For the data below, work out how many lines include the string "this" and report only the number.

_Entries provided_.
==*==
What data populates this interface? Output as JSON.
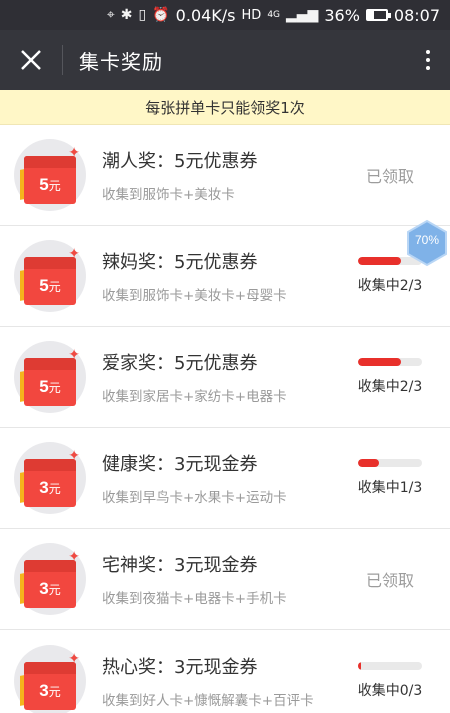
{
  "status_bar": {
    "speed": "0.04K/s",
    "network": "HD",
    "signal_label": "4G",
    "battery": "36%",
    "battery_level": 0.36,
    "time": "08:07"
  },
  "header": {
    "title": "集卡奖励"
  },
  "notice": "每张拼单卡只能领奖1次",
  "rewards": [
    {
      "title": "潮人奖：5元优惠券",
      "desc": "收集到服饰卡+美妆卡",
      "amount": "5",
      "unit": "元",
      "claimed": true,
      "status_text": "已领取"
    },
    {
      "title": "辣妈奖：5元优惠券",
      "desc": "收集到服饰卡+美妆卡+母婴卡",
      "amount": "5",
      "unit": "元",
      "claimed": false,
      "status_text": "收集中2/3",
      "progress": 0.667
    },
    {
      "title": "爱家奖：5元优惠券",
      "desc": "收集到家居卡+家纺卡+电器卡",
      "amount": "5",
      "unit": "元",
      "claimed": false,
      "status_text": "收集中2/3",
      "progress": 0.667
    },
    {
      "title": "健康奖：3元现金券",
      "desc": "收集到早鸟卡+水果卡+运动卡",
      "amount": "3",
      "unit": "元",
      "claimed": false,
      "status_text": "收集中1/3",
      "progress": 0.333
    },
    {
      "title": "宅神奖：3元现金券",
      "desc": "收集到夜猫卡+电器卡+手机卡",
      "amount": "3",
      "unit": "元",
      "claimed": true,
      "status_text": "已领取"
    },
    {
      "title": "热心奖：3元现金券",
      "desc": "收集到好人卡+慷慨解囊卡+百评卡",
      "amount": "3",
      "unit": "元",
      "claimed": false,
      "status_text": "收集中0/3",
      "progress": 0.05
    }
  ],
  "float_badge": {
    "text": "70%",
    "color": "#7fb2e8"
  },
  "colors": {
    "header_bg": "#35363c",
    "notice_bg": "#fff7c7",
    "accent_red": "#e8302b"
  }
}
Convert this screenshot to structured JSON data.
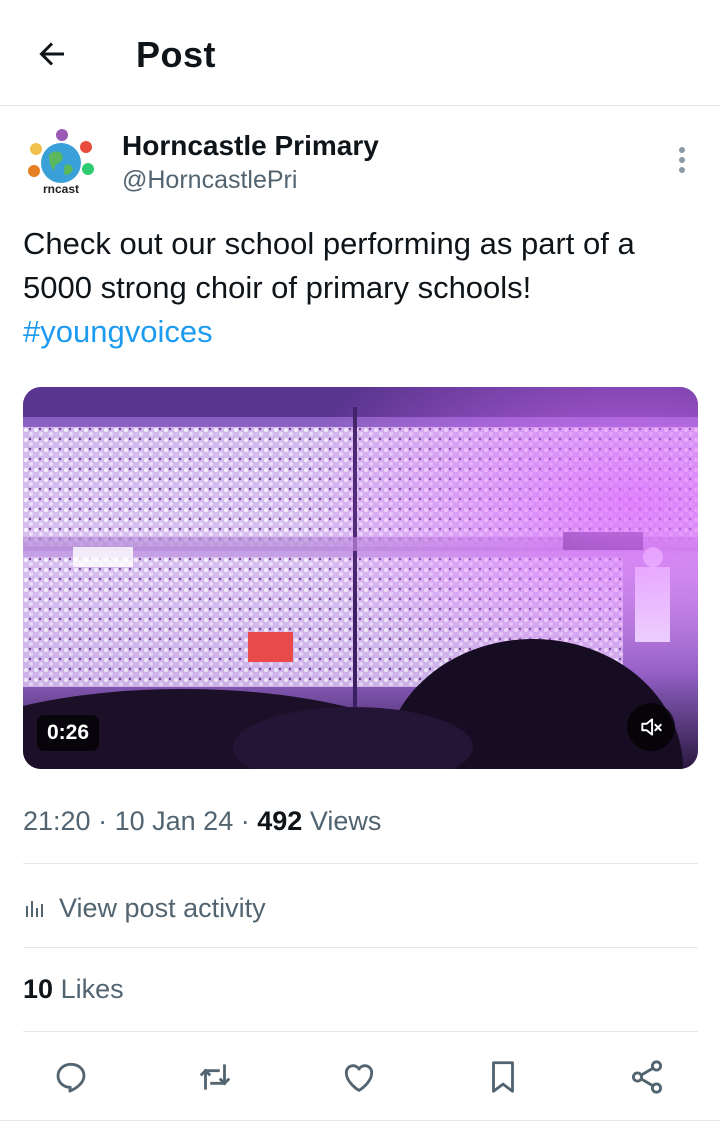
{
  "header": {
    "title": "Post",
    "back_icon": "arrow-left-icon"
  },
  "author": {
    "display_name": "Horncastle Primary",
    "handle": "@HorncastlePri",
    "avatar_text": "rncast"
  },
  "post": {
    "text": "Check out our school performing as part of a 5000 strong choir of primary schools!",
    "hashtag": "#youngvoices"
  },
  "video": {
    "duration": "0:26",
    "muted": true
  },
  "meta": {
    "time": "21:20",
    "separator": "·",
    "date": "10 Jan 24",
    "views_count": "492",
    "views_label": "Views"
  },
  "activity": {
    "label": "View post activity"
  },
  "likes": {
    "count": "10",
    "label": "Likes"
  },
  "actions": [
    "reply-icon",
    "repost-icon",
    "like-icon",
    "bookmark-icon",
    "share-icon"
  ],
  "colors": {
    "link": "#1d9bf0",
    "secondary_text": "#536471",
    "primary_text": "#0f1419",
    "divider": "#e6e9eb"
  }
}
==*==
_Correct output_.
2